**Given exercise**: Return all entries word for word, but drop any images.

**Source records**:

########

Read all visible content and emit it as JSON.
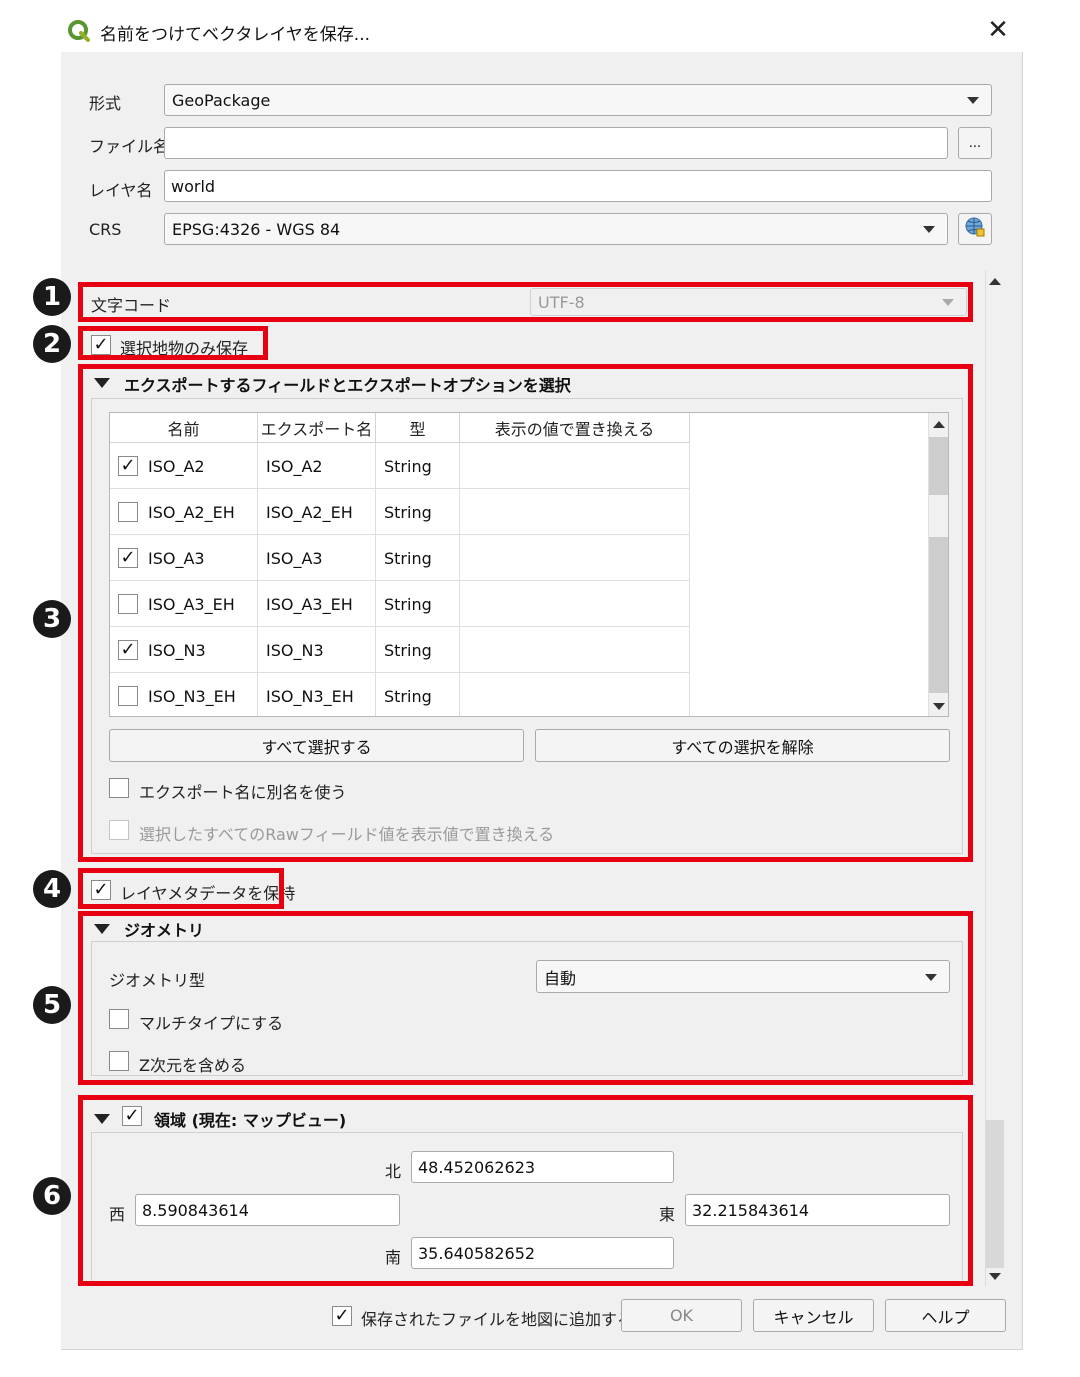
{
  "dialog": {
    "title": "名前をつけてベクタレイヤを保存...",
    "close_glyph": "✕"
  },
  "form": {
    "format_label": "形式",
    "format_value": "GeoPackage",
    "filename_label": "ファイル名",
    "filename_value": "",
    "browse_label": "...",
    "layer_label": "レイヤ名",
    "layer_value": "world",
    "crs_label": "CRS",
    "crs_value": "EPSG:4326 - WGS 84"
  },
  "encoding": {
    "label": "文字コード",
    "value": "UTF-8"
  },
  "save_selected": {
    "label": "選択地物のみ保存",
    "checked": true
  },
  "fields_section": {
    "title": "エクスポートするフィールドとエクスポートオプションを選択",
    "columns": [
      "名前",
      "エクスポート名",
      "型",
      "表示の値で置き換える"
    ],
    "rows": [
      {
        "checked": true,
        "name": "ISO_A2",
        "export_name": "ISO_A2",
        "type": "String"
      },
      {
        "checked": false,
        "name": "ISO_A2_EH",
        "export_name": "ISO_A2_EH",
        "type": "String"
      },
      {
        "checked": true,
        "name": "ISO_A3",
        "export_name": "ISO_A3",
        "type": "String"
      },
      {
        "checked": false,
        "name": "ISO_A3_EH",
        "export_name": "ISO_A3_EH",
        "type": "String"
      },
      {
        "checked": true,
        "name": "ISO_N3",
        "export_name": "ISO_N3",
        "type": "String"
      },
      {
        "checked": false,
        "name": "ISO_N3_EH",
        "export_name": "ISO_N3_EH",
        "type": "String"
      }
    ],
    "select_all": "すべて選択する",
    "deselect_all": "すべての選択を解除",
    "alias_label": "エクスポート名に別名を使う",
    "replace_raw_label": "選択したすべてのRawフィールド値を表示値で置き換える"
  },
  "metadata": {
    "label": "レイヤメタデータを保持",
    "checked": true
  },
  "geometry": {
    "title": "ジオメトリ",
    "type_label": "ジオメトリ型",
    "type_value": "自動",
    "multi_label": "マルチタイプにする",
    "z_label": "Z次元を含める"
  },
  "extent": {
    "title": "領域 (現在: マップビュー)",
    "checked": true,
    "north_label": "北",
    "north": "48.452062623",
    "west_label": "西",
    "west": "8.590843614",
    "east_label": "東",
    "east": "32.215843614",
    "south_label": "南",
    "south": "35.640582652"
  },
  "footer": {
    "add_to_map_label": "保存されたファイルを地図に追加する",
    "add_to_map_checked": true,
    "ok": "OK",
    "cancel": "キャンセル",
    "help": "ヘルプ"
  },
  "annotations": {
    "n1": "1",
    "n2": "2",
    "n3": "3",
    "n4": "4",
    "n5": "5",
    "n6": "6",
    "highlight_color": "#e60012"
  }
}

########

**Task result**:
Read all visible content and emit it as JSON.
{
  "dialog": {
    "title": "名前をつけてベクタレイヤを保存...",
    "close_glyph": "✕"
  },
  "form": {
    "format_label": "形式",
    "format_value": "GeoPackage",
    "filename_label": "ファイル名",
    "filename_value": "",
    "browse_label": "...",
    "layer_label": "レイヤ名",
    "layer_value": "world",
    "crs_label": "CRS",
    "crs_value": "EPSG:4326 - WGS 84"
  },
  "encoding": {
    "label": "文字コード",
    "value": "UTF-8"
  },
  "save_selected": {
    "label": "選択地物のみ保存",
    "checked": true
  },
  "fields_section": {
    "title": "エクスポートするフィールドとエクスポートオプションを選択",
    "columns": [
      "名前",
      "エクスポート名",
      "型",
      "表示の値で置き換える"
    ],
    "rows": [
      {
        "checked": true,
        "name": "ISO_A2",
        "export_name": "ISO_A2",
        "type": "String"
      },
      {
        "checked": false,
        "name": "ISO_A2_EH",
        "export_name": "ISO_A2_EH",
        "type": "String"
      },
      {
        "checked": true,
        "name": "ISO_A3",
        "export_name": "ISO_A3",
        "type": "String"
      },
      {
        "checked": false,
        "name": "ISO_A3_EH",
        "export_name": "ISO_A3_EH",
        "type": "String"
      },
      {
        "checked": true,
        "name": "ISO_N3",
        "export_name": "ISO_N3",
        "type": "String"
      },
      {
        "checked": false,
        "name": "ISO_N3_EH",
        "export_name": "ISO_N3_EH",
        "type": "String"
      }
    ],
    "select_all": "すべて選択する",
    "deselect_all": "すべての選択を解除",
    "alias_label": "エクスポート名に別名を使う",
    "replace_raw_label": "選択したすべてのRawフィールド値を表示値で置き換える"
  },
  "metadata": {
    "label": "レイヤメタデータを保持",
    "checked": true
  },
  "geometry": {
    "title": "ジオメトリ",
    "type_label": "ジオメトリ型",
    "type_value": "自動",
    "multi_label": "マルチタイプにする",
    "z_label": "Z次元を含める"
  },
  "extent": {
    "title": "領域 (現在: マップビュー)",
    "checked": true,
    "north_label": "北",
    "north": "48.452062623",
    "west_label": "西",
    "west": "8.590843614",
    "east_label": "東",
    "east": "32.215843614",
    "south_label": "南",
    "south": "35.640582652"
  },
  "footer": {
    "add_to_map_label": "保存されたファイルを地図に追加する",
    "add_to_map_checked": true,
    "ok": "OK",
    "cancel": "キャンセル",
    "help": "ヘルプ"
  },
  "annotations": {
    "n1": "1",
    "n2": "2",
    "n3": "3",
    "n4": "4",
    "n5": "5",
    "n6": "6",
    "highlight_color": "#e60012"
  }
}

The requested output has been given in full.